[START Entries shown]
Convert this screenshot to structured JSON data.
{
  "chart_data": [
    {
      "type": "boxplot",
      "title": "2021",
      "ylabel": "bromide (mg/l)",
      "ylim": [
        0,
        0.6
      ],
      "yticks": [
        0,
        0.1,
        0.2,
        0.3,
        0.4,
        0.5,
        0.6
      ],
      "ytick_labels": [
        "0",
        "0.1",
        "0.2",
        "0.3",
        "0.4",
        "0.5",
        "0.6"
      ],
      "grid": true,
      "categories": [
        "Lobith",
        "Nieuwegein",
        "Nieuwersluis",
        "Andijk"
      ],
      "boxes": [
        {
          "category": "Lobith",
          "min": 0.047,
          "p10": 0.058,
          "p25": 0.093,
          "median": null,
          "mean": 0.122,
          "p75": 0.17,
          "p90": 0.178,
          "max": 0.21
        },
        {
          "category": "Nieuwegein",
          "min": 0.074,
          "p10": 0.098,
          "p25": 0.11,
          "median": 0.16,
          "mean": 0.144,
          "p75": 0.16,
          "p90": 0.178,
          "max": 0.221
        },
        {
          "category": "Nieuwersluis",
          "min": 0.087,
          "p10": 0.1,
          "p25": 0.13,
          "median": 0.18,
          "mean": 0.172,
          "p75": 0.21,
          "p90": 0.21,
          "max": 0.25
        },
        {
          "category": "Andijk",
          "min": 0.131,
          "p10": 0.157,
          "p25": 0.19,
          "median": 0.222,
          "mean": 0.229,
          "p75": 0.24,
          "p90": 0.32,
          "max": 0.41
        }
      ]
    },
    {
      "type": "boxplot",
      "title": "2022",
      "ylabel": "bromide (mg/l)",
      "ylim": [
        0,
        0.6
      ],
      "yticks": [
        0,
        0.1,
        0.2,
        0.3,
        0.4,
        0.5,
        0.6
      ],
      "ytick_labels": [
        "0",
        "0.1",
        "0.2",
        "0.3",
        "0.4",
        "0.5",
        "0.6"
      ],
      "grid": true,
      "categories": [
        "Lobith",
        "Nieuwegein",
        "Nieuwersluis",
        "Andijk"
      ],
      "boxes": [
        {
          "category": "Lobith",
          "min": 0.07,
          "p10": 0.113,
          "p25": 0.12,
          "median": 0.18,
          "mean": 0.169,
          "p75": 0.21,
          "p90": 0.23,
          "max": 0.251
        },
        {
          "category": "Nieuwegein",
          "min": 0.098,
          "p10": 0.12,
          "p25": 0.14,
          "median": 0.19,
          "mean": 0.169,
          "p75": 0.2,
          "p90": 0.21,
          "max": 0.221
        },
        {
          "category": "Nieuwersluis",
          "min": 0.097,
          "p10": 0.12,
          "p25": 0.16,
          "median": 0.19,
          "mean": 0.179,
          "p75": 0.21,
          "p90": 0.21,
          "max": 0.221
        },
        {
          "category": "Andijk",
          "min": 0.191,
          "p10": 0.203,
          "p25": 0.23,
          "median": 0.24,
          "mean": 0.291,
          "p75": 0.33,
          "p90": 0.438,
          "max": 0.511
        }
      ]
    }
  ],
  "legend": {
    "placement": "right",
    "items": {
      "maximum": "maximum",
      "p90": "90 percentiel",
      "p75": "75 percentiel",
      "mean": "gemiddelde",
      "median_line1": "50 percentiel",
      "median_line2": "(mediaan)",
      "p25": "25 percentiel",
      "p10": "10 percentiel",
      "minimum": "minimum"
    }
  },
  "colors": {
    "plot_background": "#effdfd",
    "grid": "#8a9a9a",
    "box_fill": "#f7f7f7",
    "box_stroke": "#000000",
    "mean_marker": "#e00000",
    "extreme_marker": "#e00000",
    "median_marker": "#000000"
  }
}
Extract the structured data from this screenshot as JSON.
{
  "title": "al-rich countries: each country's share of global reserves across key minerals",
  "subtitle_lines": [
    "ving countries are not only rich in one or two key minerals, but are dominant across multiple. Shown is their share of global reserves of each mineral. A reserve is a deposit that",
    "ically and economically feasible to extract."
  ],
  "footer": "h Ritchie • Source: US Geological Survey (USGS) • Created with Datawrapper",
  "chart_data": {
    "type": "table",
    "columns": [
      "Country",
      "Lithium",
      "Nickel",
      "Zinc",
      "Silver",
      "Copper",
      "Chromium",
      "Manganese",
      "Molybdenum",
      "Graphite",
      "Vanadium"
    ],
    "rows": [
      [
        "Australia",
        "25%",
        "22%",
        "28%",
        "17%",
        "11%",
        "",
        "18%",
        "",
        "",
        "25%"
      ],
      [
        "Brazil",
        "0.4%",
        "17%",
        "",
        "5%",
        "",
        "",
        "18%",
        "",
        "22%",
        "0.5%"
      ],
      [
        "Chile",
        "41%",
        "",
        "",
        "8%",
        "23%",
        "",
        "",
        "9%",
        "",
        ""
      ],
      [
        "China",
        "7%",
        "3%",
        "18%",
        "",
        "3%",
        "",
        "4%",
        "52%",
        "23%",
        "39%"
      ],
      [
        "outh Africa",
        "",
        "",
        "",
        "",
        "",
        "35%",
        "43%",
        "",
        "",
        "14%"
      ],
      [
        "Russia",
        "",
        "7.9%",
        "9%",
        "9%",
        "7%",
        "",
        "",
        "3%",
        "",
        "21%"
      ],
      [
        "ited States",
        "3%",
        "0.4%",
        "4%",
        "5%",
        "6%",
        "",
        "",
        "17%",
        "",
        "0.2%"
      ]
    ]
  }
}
[END Entries shown]
▸ **Short problem**
Please restate the records in full, word for word.

▸ **Answer in full**
Convert this screenshot to structured JSON data.
{
  "chart_data": [
    {
      "type": "boxplot",
      "title": "2021",
      "ylabel": "bromide (mg/l)",
      "ylim": [
        0,
        0.6
      ],
      "yticks": [
        0,
        0.1,
        0.2,
        0.3,
        0.4,
        0.5,
        0.6
      ],
      "ytick_labels": [
        "0",
        "0.1",
        "0.2",
        "0.3",
        "0.4",
        "0.5",
        "0.6"
      ],
      "grid": true,
      "categories": [
        "Lobith",
        "Nieuwegein",
        "Nieuwersluis",
        "Andijk"
      ],
      "boxes": [
        {
          "category": "Lobith",
          "min": 0.047,
          "p10": 0.058,
          "p25": 0.093,
          "median": null,
          "mean": 0.122,
          "p75": 0.17,
          "p90": 0.178,
          "max": 0.21
        },
        {
          "category": "Nieuwegein",
          "min": 0.074,
          "p10": 0.098,
          "p25": 0.11,
          "median": 0.16,
          "mean": 0.144,
          "p75": 0.16,
          "p90": 0.178,
          "max": 0.221
        },
        {
          "category": "Nieuwersluis",
          "min": 0.087,
          "p10": 0.1,
          "p25": 0.13,
          "median": 0.18,
          "mean": 0.172,
          "p75": 0.21,
          "p90": 0.21,
          "max": 0.25
        },
        {
          "category": "Andijk",
          "min": 0.131,
          "p10": 0.157,
          "p25": 0.19,
          "median": 0.222,
          "mean": 0.229,
          "p75": 0.24,
          "p90": 0.32,
          "max": 0.41
        }
      ]
    },
    {
      "type": "boxplot",
      "title": "2022",
      "ylabel": "bromide (mg/l)",
      "ylim": [
        0,
        0.6
      ],
      "yticks": [
        0,
        0.1,
        0.2,
        0.3,
        0.4,
        0.5,
        0.6
      ],
      "ytick_labels": [
        "0",
        "0.1",
        "0.2",
        "0.3",
        "0.4",
        "0.5",
        "0.6"
      ],
      "grid": true,
      "categories": [
        "Lobith",
        "Nieuwegein",
        "Nieuwersluis",
        "Andijk"
      ],
      "boxes": [
        {
          "category": "Lobith",
          "min": 0.07,
          "p10": 0.113,
          "p25": 0.12,
          "median": 0.18,
          "mean": 0.169,
          "p75": 0.21,
          "p90": 0.23,
          "max": 0.251
        },
        {
          "category": "Nieuwegein",
          "min": 0.098,
          "p10": 0.12,
          "p25": 0.14,
          "median": 0.19,
          "mean": 0.169,
          "p75": 0.2,
          "p90": 0.21,
          "max": 0.221
        },
        {
          "category": "Nieuwersluis",
          "min": 0.097,
          "p10": 0.12,
          "p25": 0.16,
          "median": 0.19,
          "mean": 0.179,
          "p75": 0.21,
          "p90": 0.21,
          "max": 0.221
        },
        {
          "category": "Andijk",
          "min": 0.191,
          "p10": 0.203,
          "p25": 0.23,
          "median": 0.24,
          "mean": 0.291,
          "p75": 0.33,
          "p90": 0.438,
          "max": 0.511
        }
      ]
    }
  ],
  "legend": {
    "placement": "right",
    "items": {
      "maximum": "maximum",
      "p90": "90 percentiel",
      "p75": "75 percentiel",
      "mean": "gemiddelde",
      "median_line1": "50 percentiel",
      "median_line2": "(mediaan)",
      "p25": "25 percentiel",
      "p10": "10 percentiel",
      "minimum": "minimum"
    }
  },
  "colors": {
    "plot_background": "#effdfd",
    "grid": "#8a9a9a",
    "box_fill": "#f7f7f7",
    "box_stroke": "#000000",
    "mean_marker": "#e00000",
    "extreme_marker": "#e00000",
    "median_marker": "#000000"
  }
}
Extract the structured data from this screenshot as JSON.
{
  "title": "al-rich countries: each country's share of global reserves across key minerals",
  "subtitle_lines": [
    "ving countries are not only rich in one or two key minerals, but are dominant across multiple. Shown is their share of global reserves of each mineral. A reserve is a deposit that",
    "ically and economically feasible to extract."
  ],
  "footer": "h Ritchie • Source: US Geological Survey (USGS) • Created with Datawrapper",
  "chart_data": {
    "type": "table",
    "columns": [
      "Country",
      "Lithium",
      "Nickel",
      "Zinc",
      "Silver",
      "Copper",
      "Chromium",
      "Manganese",
      "Molybdenum",
      "Graphite",
      "Vanadium"
    ],
    "rows": [
      [
        "Australia",
        "25%",
        "22%",
        "28%",
        "17%",
        "11%",
        "",
        "18%",
        "",
        "",
        "25%"
      ],
      [
        "Brazil",
        "0.4%",
        "17%",
        "",
        "5%",
        "",
        "",
        "18%",
        "",
        "22%",
        "0.5%"
      ],
      [
        "Chile",
        "41%",
        "",
        "",
        "8%",
        "23%",
        "",
        "",
        "9%",
        "",
        ""
      ],
      [
        "China",
        "7%",
        "3%",
        "18%",
        "",
        "3%",
        "",
        "4%",
        "52%",
        "23%",
        "39%"
      ],
      [
        "outh Africa",
        "",
        "",
        "",
        "",
        "",
        "35%",
        "43%",
        "",
        "",
        "14%"
      ],
      [
        "Russia",
        "",
        "7.9%",
        "9%",
        "9%",
        "7%",
        "",
        "",
        "3%",
        "",
        "21%"
      ],
      [
        "ited States",
        "3%",
        "0.4%",
        "4%",
        "5%",
        "6%",
        "",
        "",
        "17%",
        "",
        "0.2%"
      ]
    ]
  }
}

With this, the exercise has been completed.